--- START OF Material provided ---

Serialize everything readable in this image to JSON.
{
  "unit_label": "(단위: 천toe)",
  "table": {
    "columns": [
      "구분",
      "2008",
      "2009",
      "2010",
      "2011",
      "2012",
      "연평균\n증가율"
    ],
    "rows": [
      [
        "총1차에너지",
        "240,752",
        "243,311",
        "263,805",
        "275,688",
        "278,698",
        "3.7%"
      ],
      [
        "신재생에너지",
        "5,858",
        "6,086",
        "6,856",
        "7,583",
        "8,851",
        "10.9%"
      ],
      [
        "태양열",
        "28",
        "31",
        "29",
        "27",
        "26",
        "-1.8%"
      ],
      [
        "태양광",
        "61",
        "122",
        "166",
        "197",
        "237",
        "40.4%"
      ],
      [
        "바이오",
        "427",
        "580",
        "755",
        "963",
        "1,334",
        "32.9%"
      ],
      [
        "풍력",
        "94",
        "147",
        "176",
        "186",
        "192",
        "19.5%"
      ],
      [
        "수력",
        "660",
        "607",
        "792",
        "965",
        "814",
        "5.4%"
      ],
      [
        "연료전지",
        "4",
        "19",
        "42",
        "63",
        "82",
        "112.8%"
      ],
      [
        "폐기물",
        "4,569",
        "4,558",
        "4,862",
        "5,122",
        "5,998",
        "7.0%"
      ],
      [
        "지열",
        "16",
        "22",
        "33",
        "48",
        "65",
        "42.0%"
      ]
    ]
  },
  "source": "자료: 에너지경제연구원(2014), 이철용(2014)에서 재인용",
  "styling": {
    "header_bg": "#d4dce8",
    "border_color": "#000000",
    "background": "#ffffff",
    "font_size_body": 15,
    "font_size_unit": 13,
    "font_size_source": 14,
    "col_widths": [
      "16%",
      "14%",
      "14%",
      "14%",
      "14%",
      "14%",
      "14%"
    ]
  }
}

--- END OF Material provided ---

Aim:
Copy out all of the lines above exactly.

Reply:
Serialize everything readable in this image to JSON.
{
  "unit_label": "(단위: 천toe)",
  "table": {
    "columns": [
      "구분",
      "2008",
      "2009",
      "2010",
      "2011",
      "2012",
      "연평균\n증가율"
    ],
    "rows": [
      [
        "총1차에너지",
        "240,752",
        "243,311",
        "263,805",
        "275,688",
        "278,698",
        "3.7%"
      ],
      [
        "신재생에너지",
        "5,858",
        "6,086",
        "6,856",
        "7,583",
        "8,851",
        "10.9%"
      ],
      [
        "태양열",
        "28",
        "31",
        "29",
        "27",
        "26",
        "-1.8%"
      ],
      [
        "태양광",
        "61",
        "122",
        "166",
        "197",
        "237",
        "40.4%"
      ],
      [
        "바이오",
        "427",
        "580",
        "755",
        "963",
        "1,334",
        "32.9%"
      ],
      [
        "풍력",
        "94",
        "147",
        "176",
        "186",
        "192",
        "19.5%"
      ],
      [
        "수력",
        "660",
        "607",
        "792",
        "965",
        "814",
        "5.4%"
      ],
      [
        "연료전지",
        "4",
        "19",
        "42",
        "63",
        "82",
        "112.8%"
      ],
      [
        "폐기물",
        "4,569",
        "4,558",
        "4,862",
        "5,122",
        "5,998",
        "7.0%"
      ],
      [
        "지열",
        "16",
        "22",
        "33",
        "48",
        "65",
        "42.0%"
      ]
    ]
  },
  "source": "자료: 에너지경제연구원(2014), 이철용(2014)에서 재인용",
  "styling": {
    "header_bg": "#d4dce8",
    "border_color": "#000000",
    "background": "#ffffff",
    "font_size_body": 15,
    "font_size_unit": 13,
    "font_size_source": 14,
    "col_widths": [
      "16%",
      "14%",
      "14%",
      "14%",
      "14%",
      "14%",
      "14%"
    ]
  }
}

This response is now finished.